▸ **Quoted passage**:
Usually we’d set the ambush and wait. Usually, nothing happened, and after a day or so we’d pack up and go somewhere else. So I was settling in for a long wait, and had just started heating water in a canteen cup for my noon meal using a dab of C-4 —beef and rice, my favorite. The water had just come to a boil and I was readying the packet when someone whispered sharply, “We got Movement!” I scrambled quickly into position, knocking over my water, but paying no attention. Rick and I grabbed the “clackers” for the claymores.
And now I was really frightened.
I have never, ever believed they were NVA. I have always thought they were Chinese. These guys were big, stocky, maybe weighing 160 or 170 lbs or so. Their skin was much darker than Vietnamese, and they seemed much healthier. They were wearing heavy packs, but they were bouncing along, full of energy. They had, we learned later, fresh haircuts. They were muscular. They had to have just left a base camp, fresh and rested.

▸ **Task statement**: Can you reproduce the ambush account between "Usually we’d set" and "was really frightened.", inclusive, word for word? The entries that follow are separate material and have no connection to the ambush account.

▸ **Provided data**:
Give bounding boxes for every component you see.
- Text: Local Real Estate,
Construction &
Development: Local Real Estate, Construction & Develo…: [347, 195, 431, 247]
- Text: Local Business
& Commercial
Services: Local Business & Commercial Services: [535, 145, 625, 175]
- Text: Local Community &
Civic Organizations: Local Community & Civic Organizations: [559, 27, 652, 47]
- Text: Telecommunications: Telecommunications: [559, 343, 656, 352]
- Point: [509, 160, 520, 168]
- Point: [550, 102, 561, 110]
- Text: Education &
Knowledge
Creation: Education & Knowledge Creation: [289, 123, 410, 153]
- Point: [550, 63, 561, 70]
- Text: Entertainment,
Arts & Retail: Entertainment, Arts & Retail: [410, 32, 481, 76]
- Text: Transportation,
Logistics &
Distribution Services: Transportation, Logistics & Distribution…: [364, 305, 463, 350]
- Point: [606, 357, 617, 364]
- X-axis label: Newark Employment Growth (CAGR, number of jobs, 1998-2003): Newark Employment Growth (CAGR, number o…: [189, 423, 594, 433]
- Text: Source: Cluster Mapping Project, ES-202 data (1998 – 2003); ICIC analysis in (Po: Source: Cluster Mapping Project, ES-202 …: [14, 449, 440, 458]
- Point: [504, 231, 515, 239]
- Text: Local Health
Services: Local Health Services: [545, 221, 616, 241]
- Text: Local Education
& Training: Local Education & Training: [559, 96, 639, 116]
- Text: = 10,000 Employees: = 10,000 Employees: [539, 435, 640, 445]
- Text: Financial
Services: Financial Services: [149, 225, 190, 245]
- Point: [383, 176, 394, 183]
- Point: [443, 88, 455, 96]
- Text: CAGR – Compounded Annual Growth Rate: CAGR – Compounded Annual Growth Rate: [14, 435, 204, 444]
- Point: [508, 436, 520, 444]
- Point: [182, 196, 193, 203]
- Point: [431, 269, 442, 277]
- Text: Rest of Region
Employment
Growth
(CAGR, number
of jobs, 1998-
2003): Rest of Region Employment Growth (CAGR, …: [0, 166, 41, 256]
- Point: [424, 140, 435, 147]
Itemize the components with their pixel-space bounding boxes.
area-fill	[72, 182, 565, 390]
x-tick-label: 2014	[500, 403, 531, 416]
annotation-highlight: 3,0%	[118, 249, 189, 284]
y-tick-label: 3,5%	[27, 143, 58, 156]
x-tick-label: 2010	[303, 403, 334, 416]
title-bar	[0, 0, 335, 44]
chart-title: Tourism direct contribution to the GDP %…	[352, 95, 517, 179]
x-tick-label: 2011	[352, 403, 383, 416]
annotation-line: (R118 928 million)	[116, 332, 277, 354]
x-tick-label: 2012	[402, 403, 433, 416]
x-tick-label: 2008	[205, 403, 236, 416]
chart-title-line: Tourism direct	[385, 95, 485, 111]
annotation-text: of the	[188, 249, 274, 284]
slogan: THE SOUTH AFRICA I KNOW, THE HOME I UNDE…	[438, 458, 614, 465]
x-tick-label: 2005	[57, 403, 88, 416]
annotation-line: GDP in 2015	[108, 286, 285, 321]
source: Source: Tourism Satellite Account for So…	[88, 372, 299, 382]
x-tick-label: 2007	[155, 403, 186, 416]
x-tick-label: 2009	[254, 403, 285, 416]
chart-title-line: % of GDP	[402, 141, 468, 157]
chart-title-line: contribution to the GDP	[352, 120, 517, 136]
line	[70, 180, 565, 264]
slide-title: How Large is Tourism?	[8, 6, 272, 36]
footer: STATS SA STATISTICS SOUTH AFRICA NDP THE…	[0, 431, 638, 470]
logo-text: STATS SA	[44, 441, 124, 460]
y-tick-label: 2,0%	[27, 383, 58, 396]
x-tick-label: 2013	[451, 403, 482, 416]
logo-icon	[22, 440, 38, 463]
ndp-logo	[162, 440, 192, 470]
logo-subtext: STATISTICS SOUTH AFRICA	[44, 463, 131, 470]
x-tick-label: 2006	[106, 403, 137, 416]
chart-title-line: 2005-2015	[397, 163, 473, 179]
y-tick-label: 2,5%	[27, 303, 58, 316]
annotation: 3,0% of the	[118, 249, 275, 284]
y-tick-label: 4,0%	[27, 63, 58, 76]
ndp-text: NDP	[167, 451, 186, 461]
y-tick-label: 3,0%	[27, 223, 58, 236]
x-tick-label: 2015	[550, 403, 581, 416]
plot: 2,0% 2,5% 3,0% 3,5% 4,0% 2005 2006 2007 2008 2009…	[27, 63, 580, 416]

▸ **Answer to this exercise**:
Usually we’d set the ambush and wait. Usually, nothing happened, and after a day or so we’d pack up and go somewhere else. So I was settling in for a long wait, and had just started heating water in a canteen cup for my noon meal using a dab of C-4 —beef and rice, my favorite. The water had just come to a boil and I was readying the packet when someone whispered sharply, “We got Movement!” I scrambled quickly into position, knocking over my water, but paying no attention. Rick and I grabbed the “clackers” for the claymores.
And now I was really frightened.